**Given task A:**
According to the anthropology flashcards, which anthropologist and his followers advocated functionalism?

┄┄┄┄┄┄

Sharing Our Worlds: An Intro to Cultural & Social Anthropology Flashcards
Initiate
A person joining a new stage of life, typically learning in order to be an effective member, sometimes through certain trials and ordeals.
Participant Observation
A method used by anthropologists to learn about a people and their activities by observing at the same time as participating in their lives.
Fieldwork
Carrying out practical investigations necessary to a particular study chosen by an anthropologist.
Indigenous People
A term adopted collectively by those, also called Aboriginal or First Nations, whose territories have become subsumed into nations built around them, and who are seeking various ‘rights’ through international bodies like the United Nations.
Informants
The word used for members of the society under study by anthropologists.
Collaborators
A term used recently in anthropology to describe those with whom we work, who collaborate in our research, to replace the less equal-sounding term “informant.”
Translation
For anthropologists, this practice involves much more than finding an equivalent word in a different language; gaining an understanding behind the meaning of words and phrases, is an important part of anthropological work.
Ethnography
Literally, writings about a particular ‘ethnic’ group of people, the descriptive part of what anthropologists provide in their reports of fieldwork, the term is also used in other disciplines to describe research methods that resemble those of anthropologists.
Applied anthropology
Using knowledge gained through the academic study of anthropology out in the public arena, usually to the benefit of people there.
Polytheism
A belief system that holds that there are multiple gods.
Monotheism
A belief system that holds that there is only one God.
Functionalism
A word used to describe theories that explain social behavior in terms of the way it appears to respond to the needs of members of that society, as advocated by Bronislaw Malinowski and his followers.

┄┄┄┄┄┄

**Given task B:**
In the listing, copy out every line from the one with "data-label: 3.0 — [366, 237, 386, 253]" up to and including the one with "data-label: 37.1 — [366, 309, 393, 325]", reproducing each line exactly and nothing more.

**Layout region records:**

┄┄┄┄┄┄

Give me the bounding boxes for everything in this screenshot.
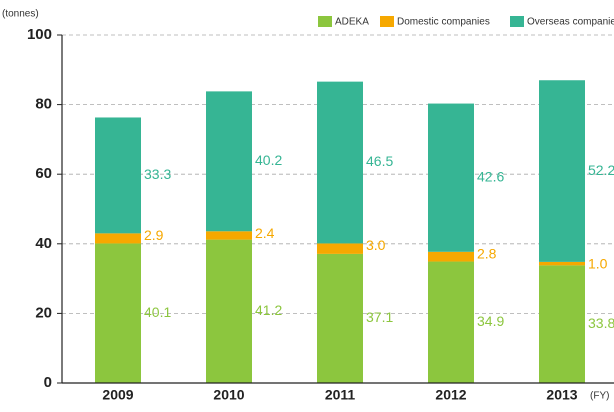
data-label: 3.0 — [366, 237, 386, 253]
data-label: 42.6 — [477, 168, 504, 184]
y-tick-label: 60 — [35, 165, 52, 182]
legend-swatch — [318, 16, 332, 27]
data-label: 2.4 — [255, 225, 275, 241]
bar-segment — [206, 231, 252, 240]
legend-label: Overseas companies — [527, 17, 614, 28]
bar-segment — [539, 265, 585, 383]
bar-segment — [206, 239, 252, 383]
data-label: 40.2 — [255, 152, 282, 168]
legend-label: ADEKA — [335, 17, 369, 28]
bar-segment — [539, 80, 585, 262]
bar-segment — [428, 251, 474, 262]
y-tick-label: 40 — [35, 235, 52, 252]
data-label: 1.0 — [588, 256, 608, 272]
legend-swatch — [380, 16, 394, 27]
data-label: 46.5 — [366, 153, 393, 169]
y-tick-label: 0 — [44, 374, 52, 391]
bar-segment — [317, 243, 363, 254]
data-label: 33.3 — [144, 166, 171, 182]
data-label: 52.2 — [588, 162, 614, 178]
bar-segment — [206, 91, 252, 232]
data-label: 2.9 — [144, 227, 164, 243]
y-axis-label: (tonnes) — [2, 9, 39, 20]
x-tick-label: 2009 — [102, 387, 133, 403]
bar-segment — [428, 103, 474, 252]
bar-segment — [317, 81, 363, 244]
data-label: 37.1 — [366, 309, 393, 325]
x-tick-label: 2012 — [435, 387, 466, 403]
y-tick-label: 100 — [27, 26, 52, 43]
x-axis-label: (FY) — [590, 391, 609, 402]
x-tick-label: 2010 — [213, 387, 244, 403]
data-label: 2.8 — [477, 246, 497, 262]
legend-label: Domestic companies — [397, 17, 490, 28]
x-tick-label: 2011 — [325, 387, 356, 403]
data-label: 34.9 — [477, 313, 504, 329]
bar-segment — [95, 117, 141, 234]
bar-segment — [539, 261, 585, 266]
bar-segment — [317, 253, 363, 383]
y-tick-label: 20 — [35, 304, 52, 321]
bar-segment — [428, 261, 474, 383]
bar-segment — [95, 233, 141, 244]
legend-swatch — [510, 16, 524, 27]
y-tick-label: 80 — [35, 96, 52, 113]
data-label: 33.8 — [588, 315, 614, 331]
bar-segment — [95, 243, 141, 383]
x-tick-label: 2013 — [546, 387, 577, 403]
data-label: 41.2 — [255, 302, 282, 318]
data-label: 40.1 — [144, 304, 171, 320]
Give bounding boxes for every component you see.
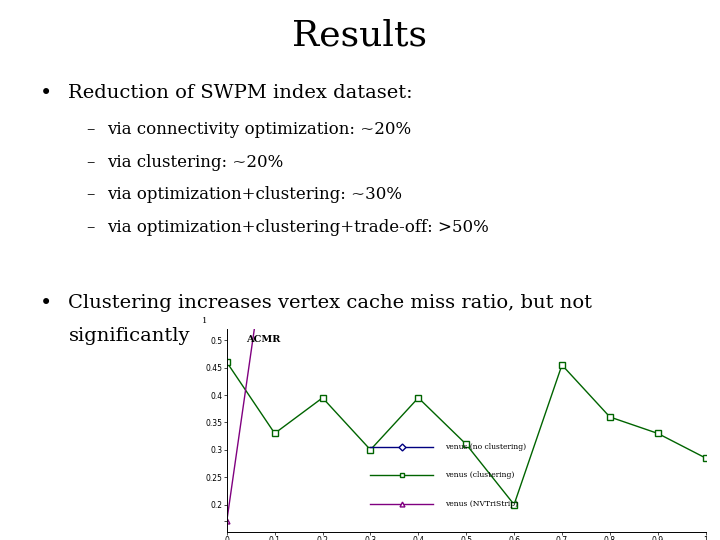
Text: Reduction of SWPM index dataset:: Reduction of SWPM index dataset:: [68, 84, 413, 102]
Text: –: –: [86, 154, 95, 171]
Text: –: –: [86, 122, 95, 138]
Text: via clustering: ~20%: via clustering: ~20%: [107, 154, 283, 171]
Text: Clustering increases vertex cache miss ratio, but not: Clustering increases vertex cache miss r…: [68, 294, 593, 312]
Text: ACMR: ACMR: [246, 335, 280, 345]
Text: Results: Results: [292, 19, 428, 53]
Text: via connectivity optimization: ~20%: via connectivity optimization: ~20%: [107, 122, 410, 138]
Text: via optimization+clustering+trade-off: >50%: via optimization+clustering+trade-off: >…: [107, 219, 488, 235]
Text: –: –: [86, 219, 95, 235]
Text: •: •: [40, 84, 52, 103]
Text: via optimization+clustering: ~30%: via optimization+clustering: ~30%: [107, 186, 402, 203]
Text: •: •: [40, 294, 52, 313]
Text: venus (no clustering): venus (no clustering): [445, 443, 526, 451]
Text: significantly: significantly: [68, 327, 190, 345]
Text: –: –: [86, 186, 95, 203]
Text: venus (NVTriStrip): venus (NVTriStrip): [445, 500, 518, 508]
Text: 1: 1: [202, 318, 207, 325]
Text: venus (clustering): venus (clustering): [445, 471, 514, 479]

┄┄┄┄┄┄

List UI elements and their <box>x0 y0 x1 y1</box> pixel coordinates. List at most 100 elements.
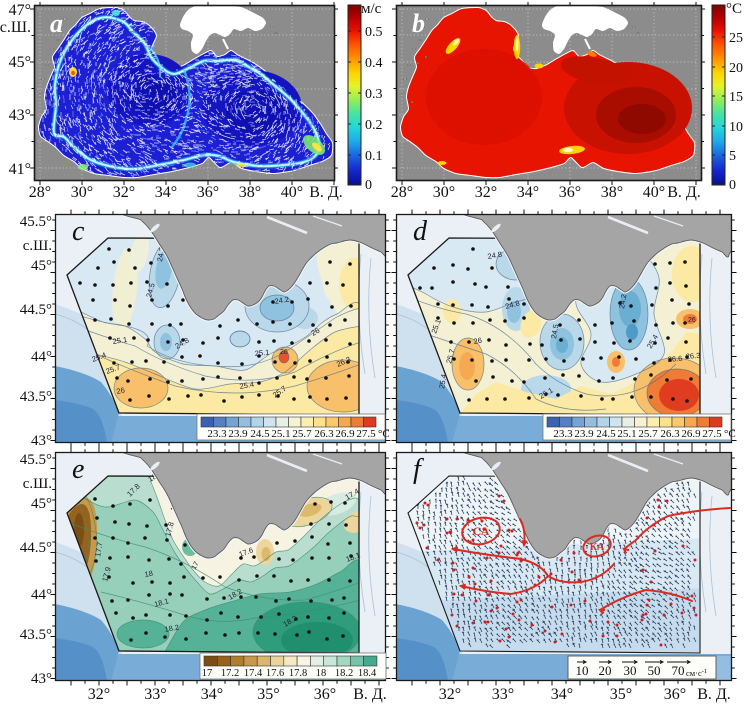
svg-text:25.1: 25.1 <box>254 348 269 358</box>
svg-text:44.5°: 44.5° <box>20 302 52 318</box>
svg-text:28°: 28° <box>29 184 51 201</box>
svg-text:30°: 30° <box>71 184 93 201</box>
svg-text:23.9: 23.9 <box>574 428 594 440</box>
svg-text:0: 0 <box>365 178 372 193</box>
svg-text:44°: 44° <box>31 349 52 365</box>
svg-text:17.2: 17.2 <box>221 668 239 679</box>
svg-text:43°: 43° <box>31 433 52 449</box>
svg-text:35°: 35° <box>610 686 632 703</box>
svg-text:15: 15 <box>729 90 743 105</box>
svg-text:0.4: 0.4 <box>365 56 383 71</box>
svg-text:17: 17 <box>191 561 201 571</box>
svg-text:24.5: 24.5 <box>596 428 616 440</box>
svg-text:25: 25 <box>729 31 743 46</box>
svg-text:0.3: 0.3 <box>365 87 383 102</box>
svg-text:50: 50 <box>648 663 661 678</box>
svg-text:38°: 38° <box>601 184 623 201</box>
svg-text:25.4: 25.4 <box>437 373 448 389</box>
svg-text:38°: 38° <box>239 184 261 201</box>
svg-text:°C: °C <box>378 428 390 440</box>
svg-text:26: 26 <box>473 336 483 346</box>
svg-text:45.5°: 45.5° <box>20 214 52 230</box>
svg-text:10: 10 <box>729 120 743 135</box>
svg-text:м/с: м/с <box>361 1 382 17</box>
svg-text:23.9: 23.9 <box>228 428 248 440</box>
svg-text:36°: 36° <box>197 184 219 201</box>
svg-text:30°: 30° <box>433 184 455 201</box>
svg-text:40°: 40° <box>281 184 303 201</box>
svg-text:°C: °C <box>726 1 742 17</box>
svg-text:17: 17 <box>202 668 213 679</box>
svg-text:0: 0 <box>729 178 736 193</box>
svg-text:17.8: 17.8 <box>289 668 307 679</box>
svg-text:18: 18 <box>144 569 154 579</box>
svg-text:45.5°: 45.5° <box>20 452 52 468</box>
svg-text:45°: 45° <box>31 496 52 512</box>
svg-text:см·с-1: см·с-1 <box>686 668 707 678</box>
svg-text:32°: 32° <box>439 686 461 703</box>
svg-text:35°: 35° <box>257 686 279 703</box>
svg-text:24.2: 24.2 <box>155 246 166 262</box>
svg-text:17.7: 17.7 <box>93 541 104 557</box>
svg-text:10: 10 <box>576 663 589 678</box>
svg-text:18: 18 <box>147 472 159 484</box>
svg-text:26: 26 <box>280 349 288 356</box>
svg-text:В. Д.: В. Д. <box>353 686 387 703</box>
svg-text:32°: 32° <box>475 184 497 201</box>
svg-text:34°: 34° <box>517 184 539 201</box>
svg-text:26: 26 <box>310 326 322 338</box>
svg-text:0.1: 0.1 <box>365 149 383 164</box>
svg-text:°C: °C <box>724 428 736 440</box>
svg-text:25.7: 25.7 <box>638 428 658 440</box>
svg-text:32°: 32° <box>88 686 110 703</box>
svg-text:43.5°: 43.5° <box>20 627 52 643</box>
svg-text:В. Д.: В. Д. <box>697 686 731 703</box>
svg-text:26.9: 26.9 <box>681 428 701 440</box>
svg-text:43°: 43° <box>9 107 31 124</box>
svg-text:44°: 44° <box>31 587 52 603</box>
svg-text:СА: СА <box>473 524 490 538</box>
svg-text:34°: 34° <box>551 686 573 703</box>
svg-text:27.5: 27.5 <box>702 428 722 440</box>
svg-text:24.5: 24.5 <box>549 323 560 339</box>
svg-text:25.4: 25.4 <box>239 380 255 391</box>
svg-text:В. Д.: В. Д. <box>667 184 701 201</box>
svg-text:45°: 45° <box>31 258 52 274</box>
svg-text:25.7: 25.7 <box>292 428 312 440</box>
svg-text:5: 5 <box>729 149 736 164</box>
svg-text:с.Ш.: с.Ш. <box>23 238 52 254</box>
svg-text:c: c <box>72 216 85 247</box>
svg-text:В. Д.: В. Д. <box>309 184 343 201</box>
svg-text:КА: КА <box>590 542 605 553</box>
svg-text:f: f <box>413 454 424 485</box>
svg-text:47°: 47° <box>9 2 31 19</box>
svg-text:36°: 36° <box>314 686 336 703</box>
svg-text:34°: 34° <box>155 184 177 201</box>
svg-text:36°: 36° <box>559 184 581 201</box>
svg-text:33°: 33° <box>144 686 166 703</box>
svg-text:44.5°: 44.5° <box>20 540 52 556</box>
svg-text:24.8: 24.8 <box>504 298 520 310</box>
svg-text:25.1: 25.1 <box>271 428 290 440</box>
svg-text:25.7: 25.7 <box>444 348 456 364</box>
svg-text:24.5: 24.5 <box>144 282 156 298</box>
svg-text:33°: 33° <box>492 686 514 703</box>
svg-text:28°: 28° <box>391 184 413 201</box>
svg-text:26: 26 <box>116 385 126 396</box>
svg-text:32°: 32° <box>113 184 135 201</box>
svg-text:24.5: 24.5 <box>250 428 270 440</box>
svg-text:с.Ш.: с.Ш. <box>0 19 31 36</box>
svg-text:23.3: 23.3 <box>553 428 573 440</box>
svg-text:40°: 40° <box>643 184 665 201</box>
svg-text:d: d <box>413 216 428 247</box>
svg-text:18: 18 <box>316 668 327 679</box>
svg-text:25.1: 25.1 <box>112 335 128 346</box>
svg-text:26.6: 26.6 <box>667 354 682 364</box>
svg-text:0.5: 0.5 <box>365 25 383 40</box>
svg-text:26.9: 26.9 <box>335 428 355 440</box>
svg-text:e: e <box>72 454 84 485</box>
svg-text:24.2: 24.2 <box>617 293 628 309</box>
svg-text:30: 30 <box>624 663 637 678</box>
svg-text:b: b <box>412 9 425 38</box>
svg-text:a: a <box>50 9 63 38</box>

┄┄┄┄┄┄

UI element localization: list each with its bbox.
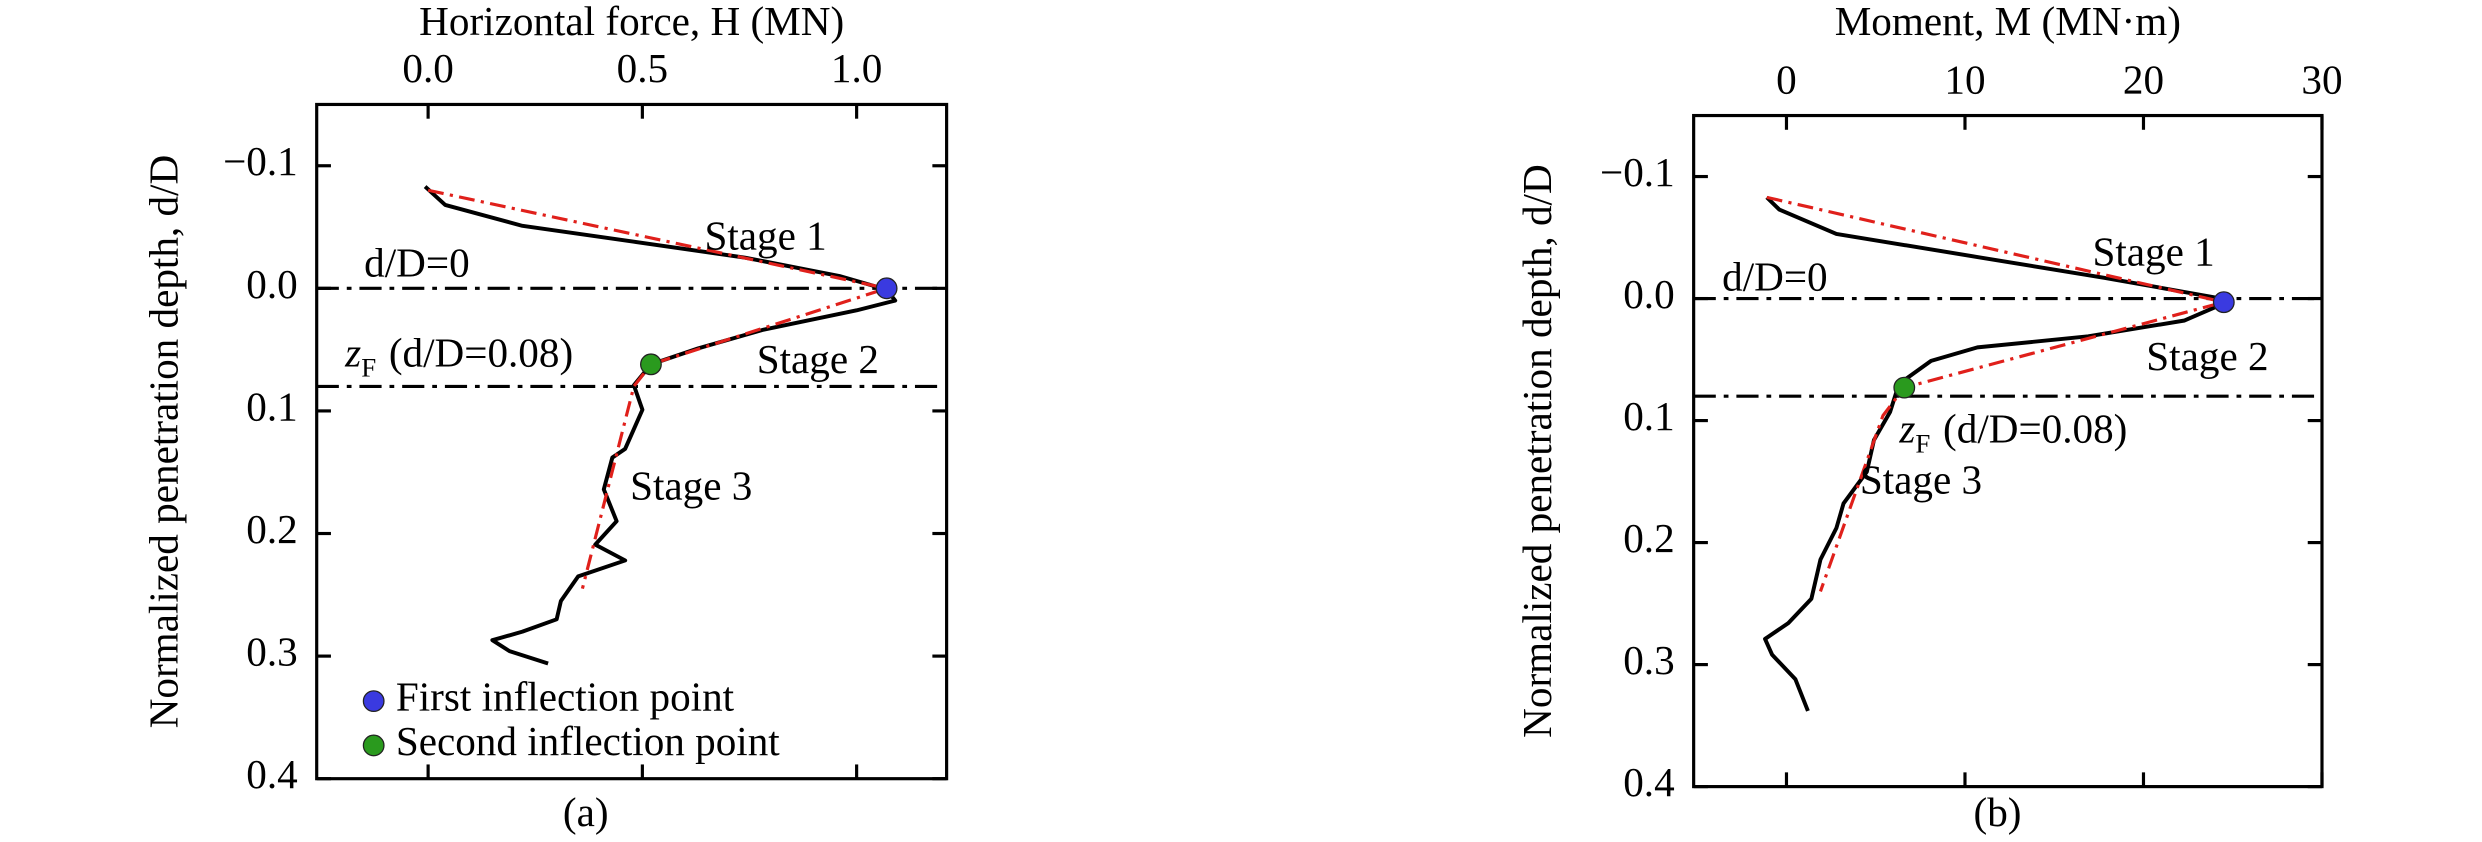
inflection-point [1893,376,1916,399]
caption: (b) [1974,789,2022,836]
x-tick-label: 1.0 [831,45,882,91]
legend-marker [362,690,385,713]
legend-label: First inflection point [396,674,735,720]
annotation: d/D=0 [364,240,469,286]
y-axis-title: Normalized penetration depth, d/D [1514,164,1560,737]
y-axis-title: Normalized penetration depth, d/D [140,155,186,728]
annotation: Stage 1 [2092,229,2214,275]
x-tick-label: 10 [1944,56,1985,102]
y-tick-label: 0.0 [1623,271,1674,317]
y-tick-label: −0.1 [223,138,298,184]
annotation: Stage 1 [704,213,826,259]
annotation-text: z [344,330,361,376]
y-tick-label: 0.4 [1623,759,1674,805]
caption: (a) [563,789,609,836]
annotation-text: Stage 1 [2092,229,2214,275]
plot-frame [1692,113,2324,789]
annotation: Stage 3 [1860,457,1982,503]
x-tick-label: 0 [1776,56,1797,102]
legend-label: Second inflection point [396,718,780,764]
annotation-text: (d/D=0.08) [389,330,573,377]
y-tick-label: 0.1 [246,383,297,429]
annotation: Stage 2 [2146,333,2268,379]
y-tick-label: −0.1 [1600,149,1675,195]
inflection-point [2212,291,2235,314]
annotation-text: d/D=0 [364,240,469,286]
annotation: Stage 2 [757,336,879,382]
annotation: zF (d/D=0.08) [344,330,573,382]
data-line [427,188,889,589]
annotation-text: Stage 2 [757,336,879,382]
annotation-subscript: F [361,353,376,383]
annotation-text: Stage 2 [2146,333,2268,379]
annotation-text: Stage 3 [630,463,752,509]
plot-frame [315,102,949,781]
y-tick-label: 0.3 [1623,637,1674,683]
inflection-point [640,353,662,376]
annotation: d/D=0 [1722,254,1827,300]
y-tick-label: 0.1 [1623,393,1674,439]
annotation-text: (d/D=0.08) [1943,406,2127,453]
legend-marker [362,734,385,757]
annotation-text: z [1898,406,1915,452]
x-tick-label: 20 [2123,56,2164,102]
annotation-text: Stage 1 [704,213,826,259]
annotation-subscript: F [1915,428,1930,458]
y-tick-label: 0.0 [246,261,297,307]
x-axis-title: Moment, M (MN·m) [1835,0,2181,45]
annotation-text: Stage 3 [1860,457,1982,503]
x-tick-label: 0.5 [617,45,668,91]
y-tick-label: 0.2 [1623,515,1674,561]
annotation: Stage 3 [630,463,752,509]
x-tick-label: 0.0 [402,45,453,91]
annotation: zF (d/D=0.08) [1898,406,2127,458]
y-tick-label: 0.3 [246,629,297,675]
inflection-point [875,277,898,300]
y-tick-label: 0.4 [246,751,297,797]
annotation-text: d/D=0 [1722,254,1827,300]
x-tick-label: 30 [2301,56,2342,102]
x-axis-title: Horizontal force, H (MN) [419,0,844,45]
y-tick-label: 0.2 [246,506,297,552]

┄┄┄┄┄┄

**Exercise response A:**
Bronislaw Malinowski

**Exercise response B:**
data-label: 3.0 — [366, 237, 386, 253]
data-label: 42.6 — [477, 168, 504, 184]
y-tick-label: 60 — [35, 165, 52, 182]
legend-swatch — [318, 16, 332, 27]
data-label: 2.4 — [255, 225, 275, 241]
bar-segment — [206, 231, 252, 240]
legend-label: Overseas companies — [527, 17, 614, 28]
bar-segment — [539, 265, 585, 383]
bar-segment — [206, 239, 252, 383]
data-label: 40.2 — [255, 152, 282, 168]
legend-label: ADEKA — [335, 17, 369, 28]
bar-segment — [539, 80, 585, 262]
bar-segment — [428, 251, 474, 262]
y-tick-label: 40 — [35, 235, 52, 252]
data-label: 1.0 — [588, 256, 608, 272]
legend-swatch — [380, 16, 394, 27]
data-label: 46.5 — [366, 153, 393, 169]
y-tick-label: 0 — [44, 374, 52, 391]
bar-segment — [317, 243, 363, 254]
data-label: 33.3 — [144, 166, 171, 182]
data-label: 52.2 — [588, 162, 614, 178]
bar-segment — [206, 91, 252, 232]
data-label: 2.9 — [144, 227, 164, 243]
y-axis-label: (tonnes) — [2, 9, 39, 20]
x-tick-label: 2009 — [102, 387, 133, 403]
bar-segment — [428, 103, 474, 252]
bar-segment — [317, 81, 363, 244]
data-label: 37.1 — [366, 309, 393, 325]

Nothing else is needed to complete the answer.